##### Data for analysis #####

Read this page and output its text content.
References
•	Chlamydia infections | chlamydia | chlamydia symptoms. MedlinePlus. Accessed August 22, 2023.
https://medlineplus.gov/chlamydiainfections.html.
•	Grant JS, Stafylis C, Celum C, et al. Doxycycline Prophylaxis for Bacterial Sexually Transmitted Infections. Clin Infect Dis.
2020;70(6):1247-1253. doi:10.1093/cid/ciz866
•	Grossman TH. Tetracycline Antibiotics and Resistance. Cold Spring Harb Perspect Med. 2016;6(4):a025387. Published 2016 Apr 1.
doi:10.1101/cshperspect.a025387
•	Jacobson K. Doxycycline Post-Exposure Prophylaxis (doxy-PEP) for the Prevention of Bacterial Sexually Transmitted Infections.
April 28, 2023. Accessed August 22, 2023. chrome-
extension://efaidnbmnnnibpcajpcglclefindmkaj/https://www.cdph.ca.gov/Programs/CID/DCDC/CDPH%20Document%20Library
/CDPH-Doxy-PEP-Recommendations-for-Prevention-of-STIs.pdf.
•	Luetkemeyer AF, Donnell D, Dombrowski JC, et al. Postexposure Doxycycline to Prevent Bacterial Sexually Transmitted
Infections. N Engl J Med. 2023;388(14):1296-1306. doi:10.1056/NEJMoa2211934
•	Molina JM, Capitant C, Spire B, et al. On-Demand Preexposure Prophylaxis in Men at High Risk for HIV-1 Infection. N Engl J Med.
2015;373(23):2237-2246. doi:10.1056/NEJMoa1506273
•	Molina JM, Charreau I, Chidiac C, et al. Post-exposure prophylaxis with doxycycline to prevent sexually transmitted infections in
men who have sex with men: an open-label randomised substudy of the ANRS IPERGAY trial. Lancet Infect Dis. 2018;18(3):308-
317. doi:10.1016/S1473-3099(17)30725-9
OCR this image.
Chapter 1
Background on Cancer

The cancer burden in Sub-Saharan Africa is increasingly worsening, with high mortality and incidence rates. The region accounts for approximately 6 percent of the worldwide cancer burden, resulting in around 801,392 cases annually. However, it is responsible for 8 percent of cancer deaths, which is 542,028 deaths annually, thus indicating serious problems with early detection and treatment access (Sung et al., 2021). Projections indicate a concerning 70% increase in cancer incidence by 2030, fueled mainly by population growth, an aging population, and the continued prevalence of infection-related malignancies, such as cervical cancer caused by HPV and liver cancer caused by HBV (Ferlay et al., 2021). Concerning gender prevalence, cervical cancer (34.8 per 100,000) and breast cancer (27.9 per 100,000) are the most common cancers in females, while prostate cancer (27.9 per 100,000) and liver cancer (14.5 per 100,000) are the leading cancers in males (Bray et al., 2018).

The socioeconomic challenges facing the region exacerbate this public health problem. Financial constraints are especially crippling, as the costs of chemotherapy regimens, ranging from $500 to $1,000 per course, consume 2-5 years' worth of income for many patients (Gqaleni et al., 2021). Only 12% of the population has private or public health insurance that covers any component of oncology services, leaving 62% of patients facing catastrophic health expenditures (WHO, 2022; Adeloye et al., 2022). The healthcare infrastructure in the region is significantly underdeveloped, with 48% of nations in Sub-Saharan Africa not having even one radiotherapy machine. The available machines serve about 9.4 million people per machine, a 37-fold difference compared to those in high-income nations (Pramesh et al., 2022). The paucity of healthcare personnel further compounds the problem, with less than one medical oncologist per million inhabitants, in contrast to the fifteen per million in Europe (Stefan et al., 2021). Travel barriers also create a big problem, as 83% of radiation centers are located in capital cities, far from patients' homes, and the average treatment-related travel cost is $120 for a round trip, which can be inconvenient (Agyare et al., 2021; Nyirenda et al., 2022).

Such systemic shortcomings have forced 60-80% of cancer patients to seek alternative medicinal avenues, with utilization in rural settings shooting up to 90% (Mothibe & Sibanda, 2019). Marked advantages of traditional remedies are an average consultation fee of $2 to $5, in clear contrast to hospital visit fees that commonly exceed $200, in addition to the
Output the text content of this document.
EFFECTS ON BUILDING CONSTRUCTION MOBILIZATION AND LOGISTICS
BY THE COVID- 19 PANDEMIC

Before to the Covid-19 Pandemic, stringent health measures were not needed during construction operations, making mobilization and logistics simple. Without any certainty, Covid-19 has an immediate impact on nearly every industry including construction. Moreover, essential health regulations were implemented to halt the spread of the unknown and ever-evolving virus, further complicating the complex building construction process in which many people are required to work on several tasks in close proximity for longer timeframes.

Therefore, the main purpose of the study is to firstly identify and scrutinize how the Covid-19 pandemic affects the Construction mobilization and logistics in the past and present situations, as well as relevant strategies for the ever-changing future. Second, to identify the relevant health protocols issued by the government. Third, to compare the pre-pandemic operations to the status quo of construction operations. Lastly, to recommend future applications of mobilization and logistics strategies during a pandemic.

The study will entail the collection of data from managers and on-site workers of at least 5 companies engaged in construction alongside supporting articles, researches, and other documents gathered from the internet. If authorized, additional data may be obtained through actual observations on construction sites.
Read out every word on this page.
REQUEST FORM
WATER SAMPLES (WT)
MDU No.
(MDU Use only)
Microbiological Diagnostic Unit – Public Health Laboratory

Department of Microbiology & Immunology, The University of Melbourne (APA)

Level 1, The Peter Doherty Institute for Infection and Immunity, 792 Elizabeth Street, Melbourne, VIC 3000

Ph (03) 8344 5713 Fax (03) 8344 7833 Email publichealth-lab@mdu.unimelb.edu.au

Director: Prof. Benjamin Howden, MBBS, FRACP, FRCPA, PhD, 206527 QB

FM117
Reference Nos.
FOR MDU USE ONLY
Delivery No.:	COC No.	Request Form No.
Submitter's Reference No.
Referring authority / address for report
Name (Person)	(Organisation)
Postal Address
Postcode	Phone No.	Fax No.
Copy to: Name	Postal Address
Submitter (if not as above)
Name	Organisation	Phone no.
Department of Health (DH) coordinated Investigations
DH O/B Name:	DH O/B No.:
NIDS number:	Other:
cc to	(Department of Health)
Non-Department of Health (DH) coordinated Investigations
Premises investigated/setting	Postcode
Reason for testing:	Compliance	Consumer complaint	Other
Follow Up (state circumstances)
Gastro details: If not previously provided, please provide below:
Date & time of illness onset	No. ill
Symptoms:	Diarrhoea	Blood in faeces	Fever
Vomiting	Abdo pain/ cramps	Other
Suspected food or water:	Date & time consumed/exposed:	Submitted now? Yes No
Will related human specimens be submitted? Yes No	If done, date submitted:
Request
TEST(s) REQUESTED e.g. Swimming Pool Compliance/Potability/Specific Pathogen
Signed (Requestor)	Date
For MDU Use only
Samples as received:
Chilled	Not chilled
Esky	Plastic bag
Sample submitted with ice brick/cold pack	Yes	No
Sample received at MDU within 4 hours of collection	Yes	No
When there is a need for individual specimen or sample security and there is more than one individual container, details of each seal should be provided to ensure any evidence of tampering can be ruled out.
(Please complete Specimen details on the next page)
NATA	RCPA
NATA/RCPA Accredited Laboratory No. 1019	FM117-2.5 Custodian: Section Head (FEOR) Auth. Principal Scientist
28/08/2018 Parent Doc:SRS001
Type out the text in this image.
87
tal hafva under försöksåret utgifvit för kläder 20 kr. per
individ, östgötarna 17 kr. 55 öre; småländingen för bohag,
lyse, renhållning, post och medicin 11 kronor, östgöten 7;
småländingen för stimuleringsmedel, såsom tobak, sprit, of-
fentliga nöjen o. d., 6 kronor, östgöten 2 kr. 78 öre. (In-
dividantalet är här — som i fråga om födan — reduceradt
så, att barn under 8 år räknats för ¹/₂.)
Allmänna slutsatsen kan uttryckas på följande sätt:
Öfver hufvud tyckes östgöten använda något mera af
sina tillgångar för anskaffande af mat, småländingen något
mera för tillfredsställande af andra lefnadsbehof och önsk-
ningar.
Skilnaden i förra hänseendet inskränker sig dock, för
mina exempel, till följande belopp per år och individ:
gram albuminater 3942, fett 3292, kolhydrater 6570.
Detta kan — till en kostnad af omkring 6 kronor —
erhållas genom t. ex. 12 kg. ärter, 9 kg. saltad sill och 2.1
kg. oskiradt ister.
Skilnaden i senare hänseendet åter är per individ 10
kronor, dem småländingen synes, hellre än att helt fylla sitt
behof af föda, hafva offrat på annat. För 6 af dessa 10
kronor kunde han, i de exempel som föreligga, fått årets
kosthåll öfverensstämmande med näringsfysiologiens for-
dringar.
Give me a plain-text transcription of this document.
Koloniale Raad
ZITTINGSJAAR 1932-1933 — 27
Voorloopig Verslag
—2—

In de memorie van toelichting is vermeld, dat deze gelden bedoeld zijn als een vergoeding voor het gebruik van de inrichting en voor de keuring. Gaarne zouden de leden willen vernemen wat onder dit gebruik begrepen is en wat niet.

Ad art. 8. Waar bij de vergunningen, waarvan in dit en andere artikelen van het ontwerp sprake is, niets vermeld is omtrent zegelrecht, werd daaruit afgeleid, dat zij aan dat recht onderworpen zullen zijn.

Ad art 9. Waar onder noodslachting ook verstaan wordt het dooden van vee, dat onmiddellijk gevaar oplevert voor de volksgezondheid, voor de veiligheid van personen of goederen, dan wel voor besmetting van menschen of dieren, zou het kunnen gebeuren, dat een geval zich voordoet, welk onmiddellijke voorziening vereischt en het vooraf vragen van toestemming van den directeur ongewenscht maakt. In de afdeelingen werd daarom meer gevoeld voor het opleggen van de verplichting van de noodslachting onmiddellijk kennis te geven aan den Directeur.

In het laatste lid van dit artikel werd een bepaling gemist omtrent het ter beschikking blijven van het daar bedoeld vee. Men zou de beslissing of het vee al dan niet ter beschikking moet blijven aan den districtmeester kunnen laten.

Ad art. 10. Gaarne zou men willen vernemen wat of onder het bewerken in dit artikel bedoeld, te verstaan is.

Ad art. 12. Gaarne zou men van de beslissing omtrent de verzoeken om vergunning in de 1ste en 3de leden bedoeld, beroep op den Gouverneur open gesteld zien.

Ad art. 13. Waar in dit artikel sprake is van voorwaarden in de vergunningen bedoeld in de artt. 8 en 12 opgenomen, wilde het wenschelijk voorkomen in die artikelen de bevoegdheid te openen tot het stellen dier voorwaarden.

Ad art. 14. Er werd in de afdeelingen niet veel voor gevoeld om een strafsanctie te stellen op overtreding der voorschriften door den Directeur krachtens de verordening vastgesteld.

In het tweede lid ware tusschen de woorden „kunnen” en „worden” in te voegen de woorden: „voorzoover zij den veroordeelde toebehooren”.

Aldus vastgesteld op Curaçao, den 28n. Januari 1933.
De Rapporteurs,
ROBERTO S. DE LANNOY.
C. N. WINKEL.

#####

#### Task requirements:
The answer must be a single number: how many lines of the records contain the string "Engl".

#### Answer for this exercise:
2